**Request:** Write out all the entries word for word, but skip any images.

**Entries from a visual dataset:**

***

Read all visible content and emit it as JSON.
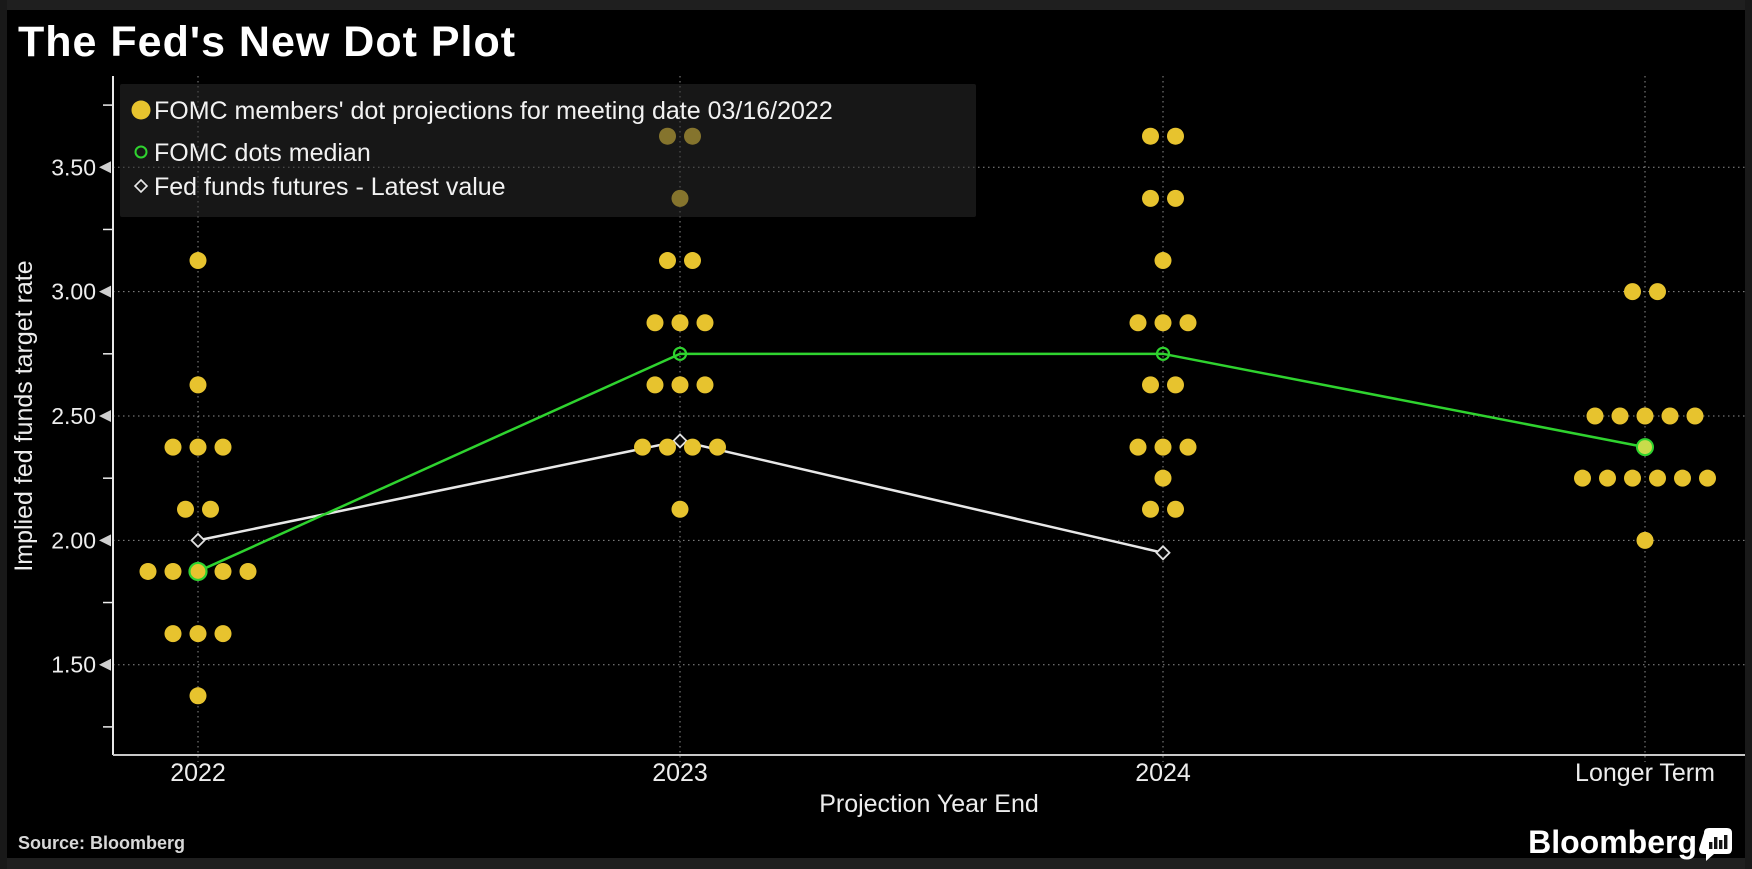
{
  "title": "The Fed's New Dot Plot",
  "source_label": "Source: Bloomberg",
  "brand": {
    "logo_text": "Bloomberg",
    "logo_icon": "bar-chart-badge-icon"
  },
  "legend": {
    "items": [
      {
        "marker": "filled-yellow-dot",
        "label": "FOMC members' dot projections for meeting date 03/16/2022"
      },
      {
        "marker": "open-green-circle",
        "label": "FOMC dots median"
      },
      {
        "marker": "open-white-diamond",
        "label": "Fed funds futures - Latest value"
      }
    ]
  },
  "chart_data": {
    "type": "scatter",
    "title": "The Fed's New Dot Plot",
    "xlabel": "Projection Year End",
    "ylabel": "Implied fed funds target rate",
    "categories": [
      "2022",
      "2023",
      "2024",
      "Longer Term"
    ],
    "ylim": [
      1.14,
      3.87
    ],
    "ytick_labels": [
      "1.50",
      "2.00",
      "2.50",
      "3.00",
      "3.50"
    ],
    "yticks_major": [
      1.5,
      2.0,
      2.5,
      3.0,
      3.5
    ],
    "yticks_minor": [
      1.25,
      1.75,
      2.25,
      2.75,
      3.25,
      3.75
    ],
    "grid": "dotted horizontal lines at major y ticks and dotted vertical lines at each category",
    "legend_position": "top-left inside plot, semi-transparent dark panel",
    "colors": {
      "background": "#000000",
      "dots": "#E7C32E",
      "median_line": "#2FD32F",
      "median_longer_term_fill": "#C8DC4B",
      "futures_line": "#E8E8E8",
      "axis_text": "#EDEDED"
    },
    "series": [
      {
        "name": "FOMC members' dot projections for meeting date 03/16/2022",
        "type": "dot-cluster",
        "by_category": [
          {
            "category": "2022",
            "rows": [
              [
                3.125,
                1
              ],
              [
                2.625,
                1
              ],
              [
                2.375,
                3
              ],
              [
                2.125,
                2
              ],
              [
                1.875,
                5
              ],
              [
                1.625,
                3
              ],
              [
                1.375,
                1
              ]
            ]
          },
          {
            "category": "2023",
            "rows": [
              [
                3.625,
                2
              ],
              [
                3.375,
                1
              ],
              [
                3.125,
                2
              ],
              [
                2.875,
                3
              ],
              [
                2.625,
                3
              ],
              [
                2.375,
                4
              ],
              [
                2.125,
                1
              ]
            ]
          },
          {
            "category": "2024",
            "rows": [
              [
                3.625,
                2
              ],
              [
                3.375,
                2
              ],
              [
                3.125,
                1
              ],
              [
                2.875,
                3
              ],
              [
                2.625,
                2
              ],
              [
                2.375,
                3
              ],
              [
                2.25,
                1
              ],
              [
                2.125,
                2
              ]
            ]
          },
          {
            "category": "Longer Term",
            "rows": [
              [
                3.0,
                2
              ],
              [
                2.5,
                5
              ],
              [
                2.25,
                6
              ],
              [
                2.0,
                1
              ]
            ]
          }
        ]
      },
      {
        "name": "FOMC dots median",
        "type": "line",
        "values": [
          1.875,
          2.75,
          2.75,
          2.375
        ]
      },
      {
        "name": "Fed funds futures - Latest value",
        "type": "line",
        "values": [
          2.0,
          2.4,
          1.95,
          null
        ]
      }
    ]
  }
}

***

**Task response:**
Read all visible content and emit it as JSON.
{
  "title": "The Fed's New Dot Plot",
  "source_label": "Source: Bloomberg",
  "brand": {
    "logo_text": "Bloomberg",
    "logo_icon": "bar-chart-badge-icon"
  },
  "legend": {
    "items": [
      {
        "marker": "filled-yellow-dot",
        "label": "FOMC members' dot projections for meeting date 03/16/2022"
      },
      {
        "marker": "open-green-circle",
        "label": "FOMC dots median"
      },
      {
        "marker": "open-white-diamond",
        "label": "Fed funds futures - Latest value"
      }
    ]
  },
  "chart_data": {
    "type": "scatter",
    "title": "The Fed's New Dot Plot",
    "xlabel": "Projection Year End",
    "ylabel": "Implied fed funds target rate",
    "categories": [
      "2022",
      "2023",
      "2024",
      "Longer Term"
    ],
    "ylim": [
      1.14,
      3.87
    ],
    "ytick_labels": [
      "1.50",
      "2.00",
      "2.50",
      "3.00",
      "3.50"
    ],
    "yticks_major": [
      1.5,
      2.0,
      2.5,
      3.0,
      3.5
    ],
    "yticks_minor": [
      1.25,
      1.75,
      2.25,
      2.75,
      3.25,
      3.75
    ],
    "grid": "dotted horizontal lines at major y ticks and dotted vertical lines at each category",
    "legend_position": "top-left inside plot, semi-transparent dark panel",
    "colors": {
      "background": "#000000",
      "dots": "#E7C32E",
      "median_line": "#2FD32F",
      "median_longer_term_fill": "#C8DC4B",
      "futures_line": "#E8E8E8",
      "axis_text": "#EDEDED"
    },
    "series": [
      {
        "name": "FOMC members' dot projections for meeting date 03/16/2022",
        "type": "dot-cluster",
        "by_category": [
          {
            "category": "2022",
            "rows": [
              [
                3.125,
                1
              ],
              [
                2.625,
                1
              ],
              [
                2.375,
                3
              ],
              [
                2.125,
                2
              ],
              [
                1.875,
                5
              ],
              [
                1.625,
                3
              ],
              [
                1.375,
                1
              ]
            ]
          },
          {
            "category": "2023",
            "rows": [
              [
                3.625,
                2
              ],
              [
                3.375,
                1
              ],
              [
                3.125,
                2
              ],
              [
                2.875,
                3
              ],
              [
                2.625,
                3
              ],
              [
                2.375,
                4
              ],
              [
                2.125,
                1
              ]
            ]
          },
          {
            "category": "2024",
            "rows": [
              [
                3.625,
                2
              ],
              [
                3.375,
                2
              ],
              [
                3.125,
                1
              ],
              [
                2.875,
                3
              ],
              [
                2.625,
                2
              ],
              [
                2.375,
                3
              ],
              [
                2.25,
                1
              ],
              [
                2.125,
                2
              ]
            ]
          },
          {
            "category": "Longer Term",
            "rows": [
              [
                3.0,
                2
              ],
              [
                2.5,
                5
              ],
              [
                2.25,
                6
              ],
              [
                2.0,
                1
              ]
            ]
          }
        ]
      },
      {
        "name": "FOMC dots median",
        "type": "line",
        "values": [
          1.875,
          2.75,
          2.75,
          2.375
        ]
      },
      {
        "name": "Fed funds futures - Latest value",
        "type": "line",
        "values": [
          2.0,
          2.4,
          1.95,
          null
        ]
      }
    ]
  }
}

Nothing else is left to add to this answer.